Stored dataset items
[Begin]

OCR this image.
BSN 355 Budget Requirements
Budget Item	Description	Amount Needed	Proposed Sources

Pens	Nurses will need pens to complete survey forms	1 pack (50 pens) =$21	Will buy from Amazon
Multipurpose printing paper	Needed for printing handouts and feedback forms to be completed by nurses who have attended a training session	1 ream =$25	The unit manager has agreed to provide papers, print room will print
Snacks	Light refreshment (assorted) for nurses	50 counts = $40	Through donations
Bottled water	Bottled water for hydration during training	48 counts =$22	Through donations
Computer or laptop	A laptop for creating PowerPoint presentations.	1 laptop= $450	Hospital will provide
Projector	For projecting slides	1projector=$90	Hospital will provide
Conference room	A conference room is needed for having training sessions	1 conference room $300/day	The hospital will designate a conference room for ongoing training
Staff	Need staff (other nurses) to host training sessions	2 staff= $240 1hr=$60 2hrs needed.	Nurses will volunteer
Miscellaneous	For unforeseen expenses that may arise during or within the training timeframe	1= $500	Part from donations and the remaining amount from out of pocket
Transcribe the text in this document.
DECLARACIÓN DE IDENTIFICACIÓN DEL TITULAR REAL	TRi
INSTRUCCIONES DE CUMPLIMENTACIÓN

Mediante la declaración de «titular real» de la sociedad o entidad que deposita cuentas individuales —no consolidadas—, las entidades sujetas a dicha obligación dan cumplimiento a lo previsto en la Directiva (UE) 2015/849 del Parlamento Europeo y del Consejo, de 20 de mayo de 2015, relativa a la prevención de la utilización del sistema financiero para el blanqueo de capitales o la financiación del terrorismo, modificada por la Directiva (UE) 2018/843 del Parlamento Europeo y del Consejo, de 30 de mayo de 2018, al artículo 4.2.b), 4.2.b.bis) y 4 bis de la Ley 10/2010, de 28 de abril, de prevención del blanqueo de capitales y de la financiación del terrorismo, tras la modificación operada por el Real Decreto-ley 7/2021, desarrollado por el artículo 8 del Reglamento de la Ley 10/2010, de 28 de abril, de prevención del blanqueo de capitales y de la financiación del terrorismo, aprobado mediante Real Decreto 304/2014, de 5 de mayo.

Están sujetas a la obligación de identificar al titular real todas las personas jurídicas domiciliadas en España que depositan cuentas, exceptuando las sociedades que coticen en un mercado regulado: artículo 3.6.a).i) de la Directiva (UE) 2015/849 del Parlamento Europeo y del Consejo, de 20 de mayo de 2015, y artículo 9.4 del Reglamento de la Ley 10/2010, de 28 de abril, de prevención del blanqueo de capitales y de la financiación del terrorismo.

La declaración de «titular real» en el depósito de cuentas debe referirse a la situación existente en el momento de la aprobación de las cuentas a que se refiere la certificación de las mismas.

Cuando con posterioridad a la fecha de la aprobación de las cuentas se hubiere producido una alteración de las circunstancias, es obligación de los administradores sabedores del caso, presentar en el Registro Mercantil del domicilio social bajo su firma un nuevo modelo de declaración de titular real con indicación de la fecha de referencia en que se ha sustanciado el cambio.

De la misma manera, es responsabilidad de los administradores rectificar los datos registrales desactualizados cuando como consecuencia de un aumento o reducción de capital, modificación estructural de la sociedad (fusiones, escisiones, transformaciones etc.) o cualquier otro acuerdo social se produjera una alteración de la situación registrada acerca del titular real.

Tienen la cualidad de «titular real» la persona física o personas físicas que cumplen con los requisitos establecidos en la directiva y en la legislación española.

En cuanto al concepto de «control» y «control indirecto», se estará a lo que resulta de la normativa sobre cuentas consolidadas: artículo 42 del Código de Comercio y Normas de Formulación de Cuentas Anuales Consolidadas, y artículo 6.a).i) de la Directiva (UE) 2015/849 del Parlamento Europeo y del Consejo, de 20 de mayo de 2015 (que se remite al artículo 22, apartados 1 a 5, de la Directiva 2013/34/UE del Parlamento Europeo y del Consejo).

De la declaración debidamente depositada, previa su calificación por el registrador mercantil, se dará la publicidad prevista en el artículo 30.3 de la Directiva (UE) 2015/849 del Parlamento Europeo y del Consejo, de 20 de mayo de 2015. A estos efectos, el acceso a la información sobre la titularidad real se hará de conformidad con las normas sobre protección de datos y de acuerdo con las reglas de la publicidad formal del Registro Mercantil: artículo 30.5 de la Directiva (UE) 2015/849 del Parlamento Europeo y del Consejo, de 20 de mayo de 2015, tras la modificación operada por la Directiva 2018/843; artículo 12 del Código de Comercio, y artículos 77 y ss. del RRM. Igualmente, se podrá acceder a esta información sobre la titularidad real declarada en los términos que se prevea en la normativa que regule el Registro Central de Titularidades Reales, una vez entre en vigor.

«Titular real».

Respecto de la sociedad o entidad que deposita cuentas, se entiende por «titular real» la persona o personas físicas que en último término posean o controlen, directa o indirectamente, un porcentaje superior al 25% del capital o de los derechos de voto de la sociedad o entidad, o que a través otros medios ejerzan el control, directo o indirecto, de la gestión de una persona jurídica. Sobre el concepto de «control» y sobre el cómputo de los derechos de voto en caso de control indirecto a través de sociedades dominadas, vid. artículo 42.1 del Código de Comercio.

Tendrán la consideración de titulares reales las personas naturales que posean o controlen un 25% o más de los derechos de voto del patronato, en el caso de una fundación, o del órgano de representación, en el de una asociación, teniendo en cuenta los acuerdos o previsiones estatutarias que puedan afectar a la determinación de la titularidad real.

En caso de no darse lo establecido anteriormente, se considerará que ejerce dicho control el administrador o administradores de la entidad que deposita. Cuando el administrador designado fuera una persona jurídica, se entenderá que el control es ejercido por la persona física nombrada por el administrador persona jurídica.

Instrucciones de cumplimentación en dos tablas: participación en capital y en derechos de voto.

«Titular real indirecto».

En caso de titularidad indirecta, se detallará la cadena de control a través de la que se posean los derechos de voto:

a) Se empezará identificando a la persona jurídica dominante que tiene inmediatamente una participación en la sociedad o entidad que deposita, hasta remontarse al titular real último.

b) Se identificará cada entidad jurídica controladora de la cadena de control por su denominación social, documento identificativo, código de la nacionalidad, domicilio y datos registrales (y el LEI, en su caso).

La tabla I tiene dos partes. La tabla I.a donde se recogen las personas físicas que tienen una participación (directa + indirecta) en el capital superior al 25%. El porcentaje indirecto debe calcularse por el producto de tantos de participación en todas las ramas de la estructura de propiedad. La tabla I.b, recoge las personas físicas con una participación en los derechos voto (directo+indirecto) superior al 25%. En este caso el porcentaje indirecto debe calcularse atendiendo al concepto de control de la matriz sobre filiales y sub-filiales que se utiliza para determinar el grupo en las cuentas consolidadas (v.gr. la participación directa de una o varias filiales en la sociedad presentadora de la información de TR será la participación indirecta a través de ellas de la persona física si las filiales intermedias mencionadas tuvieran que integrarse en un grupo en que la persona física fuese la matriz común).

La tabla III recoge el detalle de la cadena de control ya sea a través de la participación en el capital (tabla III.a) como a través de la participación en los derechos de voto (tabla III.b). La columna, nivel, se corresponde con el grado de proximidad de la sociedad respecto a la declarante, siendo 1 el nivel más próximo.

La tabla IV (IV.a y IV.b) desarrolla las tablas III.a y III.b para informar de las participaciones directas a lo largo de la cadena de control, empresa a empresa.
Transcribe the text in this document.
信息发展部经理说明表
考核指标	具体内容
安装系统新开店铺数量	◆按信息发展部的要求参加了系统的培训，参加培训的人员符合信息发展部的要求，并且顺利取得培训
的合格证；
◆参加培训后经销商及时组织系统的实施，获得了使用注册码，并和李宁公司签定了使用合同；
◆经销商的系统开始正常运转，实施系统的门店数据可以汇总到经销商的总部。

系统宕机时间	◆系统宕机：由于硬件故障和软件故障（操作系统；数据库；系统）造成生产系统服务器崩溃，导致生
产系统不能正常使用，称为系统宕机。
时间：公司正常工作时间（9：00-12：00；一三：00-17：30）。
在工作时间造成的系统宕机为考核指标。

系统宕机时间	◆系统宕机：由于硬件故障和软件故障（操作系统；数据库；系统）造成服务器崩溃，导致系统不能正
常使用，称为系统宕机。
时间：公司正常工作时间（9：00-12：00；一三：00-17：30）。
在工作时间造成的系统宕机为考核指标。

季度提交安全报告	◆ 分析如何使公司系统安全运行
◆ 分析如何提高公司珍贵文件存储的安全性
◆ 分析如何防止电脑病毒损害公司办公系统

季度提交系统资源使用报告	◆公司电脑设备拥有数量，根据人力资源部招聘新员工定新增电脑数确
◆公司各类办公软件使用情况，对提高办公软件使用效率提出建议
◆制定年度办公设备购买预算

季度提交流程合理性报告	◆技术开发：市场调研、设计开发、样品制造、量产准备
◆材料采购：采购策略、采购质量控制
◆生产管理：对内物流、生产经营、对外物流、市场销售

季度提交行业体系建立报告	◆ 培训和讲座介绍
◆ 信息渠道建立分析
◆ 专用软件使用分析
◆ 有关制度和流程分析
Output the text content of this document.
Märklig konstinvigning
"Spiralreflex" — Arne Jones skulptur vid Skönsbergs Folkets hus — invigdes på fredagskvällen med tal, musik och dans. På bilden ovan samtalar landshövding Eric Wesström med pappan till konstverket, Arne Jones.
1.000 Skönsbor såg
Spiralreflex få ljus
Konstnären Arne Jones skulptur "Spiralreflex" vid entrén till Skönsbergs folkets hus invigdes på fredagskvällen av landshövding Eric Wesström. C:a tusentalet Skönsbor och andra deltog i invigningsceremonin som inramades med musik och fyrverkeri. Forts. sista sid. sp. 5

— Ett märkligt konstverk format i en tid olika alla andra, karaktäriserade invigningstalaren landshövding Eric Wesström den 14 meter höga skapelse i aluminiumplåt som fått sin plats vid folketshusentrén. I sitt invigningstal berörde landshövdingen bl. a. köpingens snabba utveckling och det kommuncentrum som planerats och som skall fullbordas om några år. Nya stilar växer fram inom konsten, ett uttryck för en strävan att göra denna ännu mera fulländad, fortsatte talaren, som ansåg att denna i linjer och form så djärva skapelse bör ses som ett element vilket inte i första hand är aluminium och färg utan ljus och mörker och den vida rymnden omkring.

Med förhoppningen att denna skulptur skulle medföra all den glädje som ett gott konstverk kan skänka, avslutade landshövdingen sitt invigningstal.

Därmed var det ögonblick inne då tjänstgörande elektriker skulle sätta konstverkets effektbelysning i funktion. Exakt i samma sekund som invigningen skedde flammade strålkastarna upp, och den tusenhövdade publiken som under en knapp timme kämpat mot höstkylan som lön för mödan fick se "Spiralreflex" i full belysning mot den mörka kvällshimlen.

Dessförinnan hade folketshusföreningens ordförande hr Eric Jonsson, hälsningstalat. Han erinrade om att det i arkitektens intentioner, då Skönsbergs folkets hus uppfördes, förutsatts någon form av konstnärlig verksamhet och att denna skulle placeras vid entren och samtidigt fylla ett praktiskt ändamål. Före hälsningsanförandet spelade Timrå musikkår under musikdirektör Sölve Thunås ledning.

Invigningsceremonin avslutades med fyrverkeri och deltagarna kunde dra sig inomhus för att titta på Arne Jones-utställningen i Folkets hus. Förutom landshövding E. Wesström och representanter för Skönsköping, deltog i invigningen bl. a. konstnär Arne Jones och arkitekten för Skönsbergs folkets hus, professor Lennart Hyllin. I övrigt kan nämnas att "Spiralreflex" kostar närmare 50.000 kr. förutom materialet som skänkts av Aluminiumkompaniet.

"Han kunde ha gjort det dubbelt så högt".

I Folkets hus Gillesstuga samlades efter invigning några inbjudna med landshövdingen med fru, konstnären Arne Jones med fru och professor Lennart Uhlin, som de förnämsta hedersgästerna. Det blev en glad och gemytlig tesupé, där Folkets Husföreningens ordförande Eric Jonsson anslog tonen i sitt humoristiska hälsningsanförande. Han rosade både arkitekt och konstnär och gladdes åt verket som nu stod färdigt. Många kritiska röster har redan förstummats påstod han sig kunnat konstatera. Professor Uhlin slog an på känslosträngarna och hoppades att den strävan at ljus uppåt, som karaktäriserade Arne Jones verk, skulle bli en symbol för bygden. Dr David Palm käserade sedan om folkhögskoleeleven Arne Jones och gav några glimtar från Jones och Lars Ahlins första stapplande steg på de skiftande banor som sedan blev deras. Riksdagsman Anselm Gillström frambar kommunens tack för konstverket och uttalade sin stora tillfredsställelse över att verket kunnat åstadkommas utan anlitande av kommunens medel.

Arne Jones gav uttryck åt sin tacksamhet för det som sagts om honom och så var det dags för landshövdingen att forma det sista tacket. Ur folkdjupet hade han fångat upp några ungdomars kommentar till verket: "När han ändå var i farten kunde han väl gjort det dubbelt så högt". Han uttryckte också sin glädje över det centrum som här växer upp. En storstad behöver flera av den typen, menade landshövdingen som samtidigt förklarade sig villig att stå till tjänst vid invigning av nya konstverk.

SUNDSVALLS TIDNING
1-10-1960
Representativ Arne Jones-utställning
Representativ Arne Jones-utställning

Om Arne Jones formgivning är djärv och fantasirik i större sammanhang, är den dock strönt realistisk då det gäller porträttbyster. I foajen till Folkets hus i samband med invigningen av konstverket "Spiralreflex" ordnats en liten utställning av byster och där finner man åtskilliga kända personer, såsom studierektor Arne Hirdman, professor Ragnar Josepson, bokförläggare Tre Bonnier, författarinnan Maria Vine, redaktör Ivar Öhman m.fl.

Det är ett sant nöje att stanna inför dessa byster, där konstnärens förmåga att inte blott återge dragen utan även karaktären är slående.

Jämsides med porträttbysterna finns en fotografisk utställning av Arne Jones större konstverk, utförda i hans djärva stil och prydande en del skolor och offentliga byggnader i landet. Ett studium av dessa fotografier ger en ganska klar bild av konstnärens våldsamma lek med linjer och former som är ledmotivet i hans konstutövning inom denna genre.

[End]

=== What is expected ===
Look through the entries above and report each line where the string "Comercio" occurs.

=== Response below ===
En cuanto al concepto de «control» y «control indirecto», se estará a lo que resulta de la normativa sobre cuentas consolidadas: artículo 42 del Código de Comercio y Normas de Formulación de Cuentas Anuales Consolidadas, y artículo 6.a).i) de la Directiva (UE) 2015/849 del Parlamento Europeo y del Consejo, de 20 de mayo de 2015 (que se remite al artículo 22, apartados 1 a 5, de la Directiva 2013/34/UE del Parlamento Europeo y del Consejo).
De la declaración debidamente depositada, previa su calificación por el registrador mercantil, se dará la publicidad prevista en el artículo 30.3 de la Directiva (UE) 2015/849 del Parlamento Europeo y del Consejo, de 20 de mayo de 2015. A estos efectos, el acceso a la información sobre la titularidad real se hará de conformidad con las normas sobre protección de datos y de acuerdo con las reglas de la publicidad formal del Registro Mercantil: artículo 30.5 de la Directiva (UE) 2015/849 del Parlamento Europeo y del Consejo, de 20 de mayo de 2015, tras la modificación operada por la Directiva 2018/843; artículo 12 del Código de Comercio, y artículos 77 y ss. del RRM. Igualmente, se podrá acceder a esta información sobre la titularidad real declarada en los términos que se prevea en la normativa que regule el Registro Central de Titularidades Reales, una vez entre en vigor.
Respecto de la sociedad o entidad que deposita cuentas, se entiende por «titular real» la persona o personas físicas que en último término posean o controlen, directa o indirectamente, un porcentaje superior al 25% del capital o de los derechos de voto de la sociedad o entidad, o que a través otros medios ejerzan el control, directo o indirecto, de la gestión de una persona jurídica. Sobre el concepto de «control» y sobre el cómputo de los derechos de voto en caso de control indirecto a través de sociedades dominadas, vid. artículo 42.1 del Código de Comercio.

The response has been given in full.